**AIM:** Copy each line of the records that holds the string "HARNESS".
--------
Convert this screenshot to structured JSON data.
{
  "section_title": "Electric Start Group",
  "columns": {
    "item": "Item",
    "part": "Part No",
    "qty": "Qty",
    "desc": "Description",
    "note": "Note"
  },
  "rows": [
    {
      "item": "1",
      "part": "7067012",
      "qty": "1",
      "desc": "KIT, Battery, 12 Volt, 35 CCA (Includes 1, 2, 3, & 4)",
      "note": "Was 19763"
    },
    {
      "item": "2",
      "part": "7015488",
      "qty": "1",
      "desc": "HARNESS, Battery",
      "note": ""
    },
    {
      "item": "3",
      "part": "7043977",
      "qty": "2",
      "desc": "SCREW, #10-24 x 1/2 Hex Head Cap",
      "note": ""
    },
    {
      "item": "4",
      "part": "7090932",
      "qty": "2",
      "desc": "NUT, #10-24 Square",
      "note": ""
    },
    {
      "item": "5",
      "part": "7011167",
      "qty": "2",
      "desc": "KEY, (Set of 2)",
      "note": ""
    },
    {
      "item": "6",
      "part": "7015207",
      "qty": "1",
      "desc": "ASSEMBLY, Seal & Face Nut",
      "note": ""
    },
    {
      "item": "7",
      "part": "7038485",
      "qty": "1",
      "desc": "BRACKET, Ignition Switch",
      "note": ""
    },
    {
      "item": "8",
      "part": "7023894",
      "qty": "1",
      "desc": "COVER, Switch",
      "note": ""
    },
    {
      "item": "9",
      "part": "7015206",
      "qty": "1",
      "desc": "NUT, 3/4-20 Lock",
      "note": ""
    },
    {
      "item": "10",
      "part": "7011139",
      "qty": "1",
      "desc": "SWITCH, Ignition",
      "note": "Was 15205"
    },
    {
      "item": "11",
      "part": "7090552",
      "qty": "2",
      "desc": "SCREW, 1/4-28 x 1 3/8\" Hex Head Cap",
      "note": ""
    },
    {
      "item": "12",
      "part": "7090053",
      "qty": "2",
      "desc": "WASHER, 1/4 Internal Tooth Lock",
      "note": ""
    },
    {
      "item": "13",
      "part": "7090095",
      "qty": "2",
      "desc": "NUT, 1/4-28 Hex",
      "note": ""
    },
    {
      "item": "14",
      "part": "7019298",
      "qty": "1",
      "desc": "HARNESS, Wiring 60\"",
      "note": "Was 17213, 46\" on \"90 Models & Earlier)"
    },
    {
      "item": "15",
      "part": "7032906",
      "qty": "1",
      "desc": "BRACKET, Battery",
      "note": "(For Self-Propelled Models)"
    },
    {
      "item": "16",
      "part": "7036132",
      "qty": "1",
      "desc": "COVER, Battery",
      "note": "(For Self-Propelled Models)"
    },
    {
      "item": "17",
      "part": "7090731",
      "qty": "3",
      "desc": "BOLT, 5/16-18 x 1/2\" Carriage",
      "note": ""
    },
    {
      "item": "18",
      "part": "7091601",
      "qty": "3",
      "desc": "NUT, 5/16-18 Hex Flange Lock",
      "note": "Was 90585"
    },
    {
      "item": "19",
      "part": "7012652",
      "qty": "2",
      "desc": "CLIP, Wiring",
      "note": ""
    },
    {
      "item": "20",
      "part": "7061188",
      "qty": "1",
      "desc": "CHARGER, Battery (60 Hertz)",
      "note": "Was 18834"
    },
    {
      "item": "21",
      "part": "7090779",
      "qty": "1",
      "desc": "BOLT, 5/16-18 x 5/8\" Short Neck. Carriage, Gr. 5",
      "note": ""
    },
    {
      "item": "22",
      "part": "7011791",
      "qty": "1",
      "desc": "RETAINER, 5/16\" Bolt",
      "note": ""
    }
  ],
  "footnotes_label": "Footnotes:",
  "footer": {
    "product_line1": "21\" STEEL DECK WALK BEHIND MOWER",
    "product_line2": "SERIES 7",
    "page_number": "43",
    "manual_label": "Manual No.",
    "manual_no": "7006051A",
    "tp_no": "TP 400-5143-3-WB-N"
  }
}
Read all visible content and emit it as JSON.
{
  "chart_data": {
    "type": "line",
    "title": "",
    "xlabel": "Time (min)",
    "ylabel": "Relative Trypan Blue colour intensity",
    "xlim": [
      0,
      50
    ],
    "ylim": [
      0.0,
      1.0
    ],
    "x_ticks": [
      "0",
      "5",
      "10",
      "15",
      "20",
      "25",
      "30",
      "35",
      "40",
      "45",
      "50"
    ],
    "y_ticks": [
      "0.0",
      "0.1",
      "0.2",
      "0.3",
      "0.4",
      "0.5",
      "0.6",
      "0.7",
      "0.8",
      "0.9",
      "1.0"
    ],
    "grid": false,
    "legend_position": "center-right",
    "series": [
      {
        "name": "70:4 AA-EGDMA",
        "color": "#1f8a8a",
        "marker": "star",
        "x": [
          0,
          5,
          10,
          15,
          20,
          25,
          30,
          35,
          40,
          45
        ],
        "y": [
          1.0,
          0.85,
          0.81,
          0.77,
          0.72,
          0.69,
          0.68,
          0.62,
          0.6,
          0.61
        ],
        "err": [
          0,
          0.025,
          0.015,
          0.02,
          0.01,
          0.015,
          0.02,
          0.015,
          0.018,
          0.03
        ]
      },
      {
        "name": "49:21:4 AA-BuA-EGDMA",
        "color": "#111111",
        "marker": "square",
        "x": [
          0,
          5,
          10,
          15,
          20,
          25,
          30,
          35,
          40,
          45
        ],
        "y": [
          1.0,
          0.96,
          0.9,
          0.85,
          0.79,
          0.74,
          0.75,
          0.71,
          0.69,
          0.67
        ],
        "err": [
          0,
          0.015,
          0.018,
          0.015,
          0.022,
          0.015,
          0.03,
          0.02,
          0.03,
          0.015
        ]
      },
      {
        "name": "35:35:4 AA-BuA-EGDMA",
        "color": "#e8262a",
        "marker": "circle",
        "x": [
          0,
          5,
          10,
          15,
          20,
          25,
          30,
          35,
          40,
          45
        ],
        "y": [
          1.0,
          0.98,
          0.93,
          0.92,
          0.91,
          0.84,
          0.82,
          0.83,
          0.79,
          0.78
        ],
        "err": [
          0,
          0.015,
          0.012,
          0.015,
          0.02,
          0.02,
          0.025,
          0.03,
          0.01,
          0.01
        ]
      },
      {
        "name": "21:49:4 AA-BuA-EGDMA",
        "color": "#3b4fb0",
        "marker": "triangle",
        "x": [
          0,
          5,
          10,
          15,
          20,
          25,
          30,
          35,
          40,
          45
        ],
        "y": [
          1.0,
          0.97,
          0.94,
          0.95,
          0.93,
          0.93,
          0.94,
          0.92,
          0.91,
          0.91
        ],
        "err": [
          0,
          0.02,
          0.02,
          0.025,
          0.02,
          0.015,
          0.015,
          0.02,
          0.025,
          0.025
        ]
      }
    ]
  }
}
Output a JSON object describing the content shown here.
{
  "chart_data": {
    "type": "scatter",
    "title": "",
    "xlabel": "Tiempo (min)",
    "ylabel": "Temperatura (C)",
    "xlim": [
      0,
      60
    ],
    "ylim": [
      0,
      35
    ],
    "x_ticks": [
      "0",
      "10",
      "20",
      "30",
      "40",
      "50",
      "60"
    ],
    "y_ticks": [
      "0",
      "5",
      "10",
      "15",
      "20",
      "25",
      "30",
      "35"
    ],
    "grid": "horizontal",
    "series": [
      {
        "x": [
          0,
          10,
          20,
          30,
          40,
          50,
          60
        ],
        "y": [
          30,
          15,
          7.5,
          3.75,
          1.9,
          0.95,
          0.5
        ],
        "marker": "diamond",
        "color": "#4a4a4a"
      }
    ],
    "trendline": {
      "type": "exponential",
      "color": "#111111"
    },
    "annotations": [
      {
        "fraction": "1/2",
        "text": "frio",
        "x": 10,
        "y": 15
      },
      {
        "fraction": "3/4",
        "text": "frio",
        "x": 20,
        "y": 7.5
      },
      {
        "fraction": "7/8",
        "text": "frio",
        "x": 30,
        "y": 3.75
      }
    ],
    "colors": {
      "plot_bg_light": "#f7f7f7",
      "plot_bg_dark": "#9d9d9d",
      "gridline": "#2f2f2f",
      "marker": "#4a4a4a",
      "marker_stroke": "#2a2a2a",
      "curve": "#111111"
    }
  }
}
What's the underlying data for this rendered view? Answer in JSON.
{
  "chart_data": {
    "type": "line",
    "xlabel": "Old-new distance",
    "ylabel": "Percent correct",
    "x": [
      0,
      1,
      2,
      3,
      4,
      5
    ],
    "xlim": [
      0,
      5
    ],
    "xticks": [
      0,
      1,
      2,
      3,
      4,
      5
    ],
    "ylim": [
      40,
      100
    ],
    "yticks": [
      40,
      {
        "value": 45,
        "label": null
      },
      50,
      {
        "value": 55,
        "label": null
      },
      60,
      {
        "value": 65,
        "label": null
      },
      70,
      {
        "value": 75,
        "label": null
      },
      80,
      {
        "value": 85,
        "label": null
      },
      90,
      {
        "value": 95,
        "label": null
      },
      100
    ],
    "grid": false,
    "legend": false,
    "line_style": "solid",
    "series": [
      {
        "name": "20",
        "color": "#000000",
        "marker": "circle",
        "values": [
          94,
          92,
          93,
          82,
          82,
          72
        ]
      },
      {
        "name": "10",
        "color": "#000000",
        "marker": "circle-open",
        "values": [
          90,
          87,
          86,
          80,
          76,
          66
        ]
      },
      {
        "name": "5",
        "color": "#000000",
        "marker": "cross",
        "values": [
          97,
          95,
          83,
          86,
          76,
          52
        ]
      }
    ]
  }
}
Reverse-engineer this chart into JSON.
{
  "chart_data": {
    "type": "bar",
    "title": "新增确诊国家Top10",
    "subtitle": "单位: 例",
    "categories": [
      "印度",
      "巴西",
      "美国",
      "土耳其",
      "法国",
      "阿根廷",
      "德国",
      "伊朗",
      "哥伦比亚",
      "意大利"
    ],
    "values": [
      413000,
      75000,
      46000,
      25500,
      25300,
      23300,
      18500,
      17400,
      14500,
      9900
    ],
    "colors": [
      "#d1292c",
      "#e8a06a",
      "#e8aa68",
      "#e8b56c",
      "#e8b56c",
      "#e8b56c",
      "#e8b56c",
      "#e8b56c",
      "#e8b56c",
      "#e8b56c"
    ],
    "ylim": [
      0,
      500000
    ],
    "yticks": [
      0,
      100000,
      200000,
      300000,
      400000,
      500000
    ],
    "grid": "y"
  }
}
--------
**REPLY TO THE EXERCISE:**
      "desc": "HARNESS, Battery",
      "desc": "HARNESS, Wiring 60\"",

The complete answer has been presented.